Entries taken from a collection
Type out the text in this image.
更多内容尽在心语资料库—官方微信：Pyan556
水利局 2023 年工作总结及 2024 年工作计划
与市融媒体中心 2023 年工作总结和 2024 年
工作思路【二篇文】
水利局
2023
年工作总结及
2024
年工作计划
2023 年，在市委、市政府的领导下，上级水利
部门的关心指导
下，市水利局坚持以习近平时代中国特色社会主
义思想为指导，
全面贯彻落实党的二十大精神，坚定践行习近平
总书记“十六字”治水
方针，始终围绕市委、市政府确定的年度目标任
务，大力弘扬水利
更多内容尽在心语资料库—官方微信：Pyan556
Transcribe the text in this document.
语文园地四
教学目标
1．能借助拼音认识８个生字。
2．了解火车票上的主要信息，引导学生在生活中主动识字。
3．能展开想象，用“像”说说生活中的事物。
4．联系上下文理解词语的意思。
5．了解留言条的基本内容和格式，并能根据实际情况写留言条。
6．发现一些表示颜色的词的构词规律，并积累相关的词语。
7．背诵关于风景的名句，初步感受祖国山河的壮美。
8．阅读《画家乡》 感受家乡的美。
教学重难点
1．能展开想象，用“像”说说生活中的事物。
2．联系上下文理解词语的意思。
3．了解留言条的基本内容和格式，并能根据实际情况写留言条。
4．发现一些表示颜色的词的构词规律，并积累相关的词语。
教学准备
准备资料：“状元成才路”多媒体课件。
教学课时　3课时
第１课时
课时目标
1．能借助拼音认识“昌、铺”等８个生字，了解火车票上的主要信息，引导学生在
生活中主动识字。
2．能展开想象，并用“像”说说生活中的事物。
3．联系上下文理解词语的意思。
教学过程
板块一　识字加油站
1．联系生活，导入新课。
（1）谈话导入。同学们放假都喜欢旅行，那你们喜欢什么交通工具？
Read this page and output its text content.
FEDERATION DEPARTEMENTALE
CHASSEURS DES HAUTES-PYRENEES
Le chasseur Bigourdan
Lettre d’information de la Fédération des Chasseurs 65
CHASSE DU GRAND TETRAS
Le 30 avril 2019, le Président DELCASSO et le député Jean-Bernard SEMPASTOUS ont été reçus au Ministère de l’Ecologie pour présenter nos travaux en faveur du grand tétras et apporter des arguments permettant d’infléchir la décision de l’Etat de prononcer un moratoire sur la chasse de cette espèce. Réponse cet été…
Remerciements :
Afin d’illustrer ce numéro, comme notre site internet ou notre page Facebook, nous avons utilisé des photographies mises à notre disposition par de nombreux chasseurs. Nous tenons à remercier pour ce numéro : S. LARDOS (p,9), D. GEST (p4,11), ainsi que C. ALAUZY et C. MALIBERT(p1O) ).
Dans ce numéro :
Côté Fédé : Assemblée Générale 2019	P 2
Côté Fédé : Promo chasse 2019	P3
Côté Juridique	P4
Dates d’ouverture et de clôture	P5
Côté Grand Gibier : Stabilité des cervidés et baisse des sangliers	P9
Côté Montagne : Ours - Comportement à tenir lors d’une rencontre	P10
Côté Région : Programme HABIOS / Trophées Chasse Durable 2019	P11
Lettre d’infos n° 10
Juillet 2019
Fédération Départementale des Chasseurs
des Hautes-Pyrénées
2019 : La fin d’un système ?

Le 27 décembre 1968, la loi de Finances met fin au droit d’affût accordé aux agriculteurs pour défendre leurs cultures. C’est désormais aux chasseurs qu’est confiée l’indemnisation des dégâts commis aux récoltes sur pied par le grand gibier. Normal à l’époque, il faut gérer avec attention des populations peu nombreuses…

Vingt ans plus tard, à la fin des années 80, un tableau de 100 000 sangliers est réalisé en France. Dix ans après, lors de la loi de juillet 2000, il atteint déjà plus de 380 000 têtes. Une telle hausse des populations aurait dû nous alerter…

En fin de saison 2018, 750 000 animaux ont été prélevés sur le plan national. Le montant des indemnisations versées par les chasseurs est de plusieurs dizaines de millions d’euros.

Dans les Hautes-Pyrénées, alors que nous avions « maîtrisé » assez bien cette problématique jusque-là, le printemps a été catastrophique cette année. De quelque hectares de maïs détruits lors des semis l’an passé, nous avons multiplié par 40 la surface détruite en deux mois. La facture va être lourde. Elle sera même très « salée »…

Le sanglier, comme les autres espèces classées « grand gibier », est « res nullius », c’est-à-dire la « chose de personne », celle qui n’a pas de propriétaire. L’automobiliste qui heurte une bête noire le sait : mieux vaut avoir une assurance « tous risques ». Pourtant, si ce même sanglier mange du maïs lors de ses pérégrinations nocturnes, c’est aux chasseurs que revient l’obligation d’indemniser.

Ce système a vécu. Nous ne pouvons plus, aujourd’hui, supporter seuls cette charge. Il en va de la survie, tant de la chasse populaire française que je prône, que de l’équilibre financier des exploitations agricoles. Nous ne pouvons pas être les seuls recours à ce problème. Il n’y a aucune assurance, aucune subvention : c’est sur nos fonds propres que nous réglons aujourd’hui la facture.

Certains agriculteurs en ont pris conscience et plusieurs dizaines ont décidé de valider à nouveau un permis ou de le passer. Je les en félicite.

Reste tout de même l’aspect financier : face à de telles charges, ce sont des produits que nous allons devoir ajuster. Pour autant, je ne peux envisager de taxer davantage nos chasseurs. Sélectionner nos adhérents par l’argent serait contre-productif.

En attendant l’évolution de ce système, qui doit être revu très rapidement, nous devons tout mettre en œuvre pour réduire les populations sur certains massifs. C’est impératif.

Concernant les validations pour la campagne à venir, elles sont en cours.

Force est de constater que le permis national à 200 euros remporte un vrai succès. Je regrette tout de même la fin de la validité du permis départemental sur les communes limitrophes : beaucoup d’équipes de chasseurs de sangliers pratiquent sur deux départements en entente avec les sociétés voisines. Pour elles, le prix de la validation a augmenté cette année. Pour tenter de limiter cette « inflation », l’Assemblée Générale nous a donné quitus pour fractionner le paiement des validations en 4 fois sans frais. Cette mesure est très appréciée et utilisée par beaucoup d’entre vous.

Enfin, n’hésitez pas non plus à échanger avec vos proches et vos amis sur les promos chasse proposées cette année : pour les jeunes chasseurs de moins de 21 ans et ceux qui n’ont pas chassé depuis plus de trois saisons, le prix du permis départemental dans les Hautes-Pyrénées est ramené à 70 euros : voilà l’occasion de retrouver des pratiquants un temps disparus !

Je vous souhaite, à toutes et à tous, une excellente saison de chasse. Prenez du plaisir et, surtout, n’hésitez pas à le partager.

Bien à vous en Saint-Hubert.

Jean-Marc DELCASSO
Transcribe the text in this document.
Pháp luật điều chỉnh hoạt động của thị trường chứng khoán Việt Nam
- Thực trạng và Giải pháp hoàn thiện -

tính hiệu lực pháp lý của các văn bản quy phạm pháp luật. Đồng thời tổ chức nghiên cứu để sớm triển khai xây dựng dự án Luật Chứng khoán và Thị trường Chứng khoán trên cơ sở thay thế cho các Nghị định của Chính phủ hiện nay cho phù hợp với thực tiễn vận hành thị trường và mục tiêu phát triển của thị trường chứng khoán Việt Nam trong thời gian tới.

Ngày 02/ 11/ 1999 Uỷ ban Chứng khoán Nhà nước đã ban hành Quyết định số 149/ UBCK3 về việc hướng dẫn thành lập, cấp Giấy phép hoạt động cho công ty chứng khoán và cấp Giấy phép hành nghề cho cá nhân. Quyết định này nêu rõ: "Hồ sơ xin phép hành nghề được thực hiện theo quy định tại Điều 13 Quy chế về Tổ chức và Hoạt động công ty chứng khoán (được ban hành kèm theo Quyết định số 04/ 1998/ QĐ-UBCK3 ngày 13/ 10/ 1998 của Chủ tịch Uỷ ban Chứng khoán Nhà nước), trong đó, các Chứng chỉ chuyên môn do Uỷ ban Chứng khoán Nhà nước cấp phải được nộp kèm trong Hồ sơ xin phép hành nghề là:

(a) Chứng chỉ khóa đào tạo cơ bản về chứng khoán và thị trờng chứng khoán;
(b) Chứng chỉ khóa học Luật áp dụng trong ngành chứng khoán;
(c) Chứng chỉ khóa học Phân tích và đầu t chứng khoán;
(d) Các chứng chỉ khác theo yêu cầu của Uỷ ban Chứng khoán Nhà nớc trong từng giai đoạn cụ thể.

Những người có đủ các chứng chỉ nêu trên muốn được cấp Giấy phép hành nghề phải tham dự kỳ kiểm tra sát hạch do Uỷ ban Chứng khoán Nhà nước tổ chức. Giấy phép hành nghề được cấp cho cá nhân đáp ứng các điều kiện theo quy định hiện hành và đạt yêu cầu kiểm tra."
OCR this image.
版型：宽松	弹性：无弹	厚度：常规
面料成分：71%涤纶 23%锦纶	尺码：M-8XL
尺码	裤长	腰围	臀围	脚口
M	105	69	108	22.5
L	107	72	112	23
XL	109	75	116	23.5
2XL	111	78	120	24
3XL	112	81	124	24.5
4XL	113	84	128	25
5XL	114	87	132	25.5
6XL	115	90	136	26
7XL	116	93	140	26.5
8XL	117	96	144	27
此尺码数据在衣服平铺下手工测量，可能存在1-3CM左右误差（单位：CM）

→ **SHORT TASK**
Please list every line of the records that contains "plusieurs".

→ **SOLUTION FOR THIS PROBLEM**
En fin de saison 2018, 750 000 animaux ont été prélevés sur le plan national. Le montant des indemnisations versées par les chasseurs est de plusieurs dizaines de millions d’euros.
Certains agriculteurs en ont pris conscience et plusieurs dizaines ont décidé de valider à nouveau un permis ou de le passer. Je les en félicite.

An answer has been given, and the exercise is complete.